Description of the task: Pull out every line below that contains the string "index", copying each one in full.

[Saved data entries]
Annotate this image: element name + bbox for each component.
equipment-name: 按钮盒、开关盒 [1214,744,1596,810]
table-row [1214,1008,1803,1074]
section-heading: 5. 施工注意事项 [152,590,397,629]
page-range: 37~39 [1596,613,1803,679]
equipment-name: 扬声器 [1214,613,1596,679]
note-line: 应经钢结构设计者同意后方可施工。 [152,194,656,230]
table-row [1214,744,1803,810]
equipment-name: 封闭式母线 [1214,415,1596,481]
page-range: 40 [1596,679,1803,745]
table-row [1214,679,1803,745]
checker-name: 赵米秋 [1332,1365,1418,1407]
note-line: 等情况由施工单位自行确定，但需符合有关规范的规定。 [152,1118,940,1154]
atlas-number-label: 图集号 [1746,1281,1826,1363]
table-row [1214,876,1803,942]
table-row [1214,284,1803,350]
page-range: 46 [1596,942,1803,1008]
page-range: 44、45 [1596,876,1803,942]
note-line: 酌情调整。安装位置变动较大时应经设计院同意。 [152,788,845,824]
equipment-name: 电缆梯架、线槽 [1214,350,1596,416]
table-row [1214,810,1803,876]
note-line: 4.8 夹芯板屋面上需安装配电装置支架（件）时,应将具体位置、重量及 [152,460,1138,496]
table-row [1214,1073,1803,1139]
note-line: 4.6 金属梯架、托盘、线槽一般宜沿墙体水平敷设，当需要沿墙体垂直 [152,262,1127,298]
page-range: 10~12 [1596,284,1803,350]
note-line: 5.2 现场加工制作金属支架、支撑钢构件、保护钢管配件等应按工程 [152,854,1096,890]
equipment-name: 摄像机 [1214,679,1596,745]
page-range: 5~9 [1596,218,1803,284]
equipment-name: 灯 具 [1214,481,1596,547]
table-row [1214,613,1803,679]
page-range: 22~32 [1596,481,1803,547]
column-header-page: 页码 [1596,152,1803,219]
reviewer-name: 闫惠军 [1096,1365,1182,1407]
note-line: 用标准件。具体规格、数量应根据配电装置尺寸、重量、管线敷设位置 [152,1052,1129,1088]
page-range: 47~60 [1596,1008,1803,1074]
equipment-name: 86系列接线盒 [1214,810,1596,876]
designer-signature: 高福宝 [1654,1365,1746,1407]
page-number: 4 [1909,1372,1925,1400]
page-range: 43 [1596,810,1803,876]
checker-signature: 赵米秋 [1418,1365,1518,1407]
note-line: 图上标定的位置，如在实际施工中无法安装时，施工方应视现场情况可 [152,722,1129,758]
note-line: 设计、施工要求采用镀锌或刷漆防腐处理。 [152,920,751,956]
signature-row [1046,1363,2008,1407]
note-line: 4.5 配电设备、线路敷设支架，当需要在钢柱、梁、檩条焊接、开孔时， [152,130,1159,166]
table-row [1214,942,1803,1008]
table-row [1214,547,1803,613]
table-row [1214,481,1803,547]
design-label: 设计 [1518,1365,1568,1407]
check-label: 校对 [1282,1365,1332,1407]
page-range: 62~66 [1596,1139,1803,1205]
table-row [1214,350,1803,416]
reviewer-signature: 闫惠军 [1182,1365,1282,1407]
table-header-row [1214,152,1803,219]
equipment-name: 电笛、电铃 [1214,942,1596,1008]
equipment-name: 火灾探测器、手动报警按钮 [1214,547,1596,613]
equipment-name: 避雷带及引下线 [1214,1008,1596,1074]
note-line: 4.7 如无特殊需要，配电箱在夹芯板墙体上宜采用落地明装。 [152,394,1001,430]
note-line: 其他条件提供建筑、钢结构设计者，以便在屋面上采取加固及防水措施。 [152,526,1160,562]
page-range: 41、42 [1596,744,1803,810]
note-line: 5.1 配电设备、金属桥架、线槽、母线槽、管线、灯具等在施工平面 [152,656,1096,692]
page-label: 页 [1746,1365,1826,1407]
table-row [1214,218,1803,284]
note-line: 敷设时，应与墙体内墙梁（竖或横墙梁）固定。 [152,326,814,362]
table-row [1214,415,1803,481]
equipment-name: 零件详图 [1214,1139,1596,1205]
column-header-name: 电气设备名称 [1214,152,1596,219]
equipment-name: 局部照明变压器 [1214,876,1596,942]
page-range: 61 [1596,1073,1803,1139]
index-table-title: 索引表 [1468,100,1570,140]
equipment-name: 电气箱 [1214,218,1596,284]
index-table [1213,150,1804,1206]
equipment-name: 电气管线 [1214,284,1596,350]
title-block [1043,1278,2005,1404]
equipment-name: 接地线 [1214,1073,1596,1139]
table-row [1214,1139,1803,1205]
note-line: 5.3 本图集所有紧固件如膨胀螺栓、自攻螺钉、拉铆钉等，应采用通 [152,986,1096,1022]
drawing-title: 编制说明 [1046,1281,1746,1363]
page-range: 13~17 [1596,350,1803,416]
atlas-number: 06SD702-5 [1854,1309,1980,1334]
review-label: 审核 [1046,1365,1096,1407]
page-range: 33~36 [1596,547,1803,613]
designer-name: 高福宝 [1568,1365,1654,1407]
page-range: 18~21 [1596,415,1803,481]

Solved exercise:
index-table-title: 索引表 [1468,100,1570,140]
index-table [1213,150,1804,1206]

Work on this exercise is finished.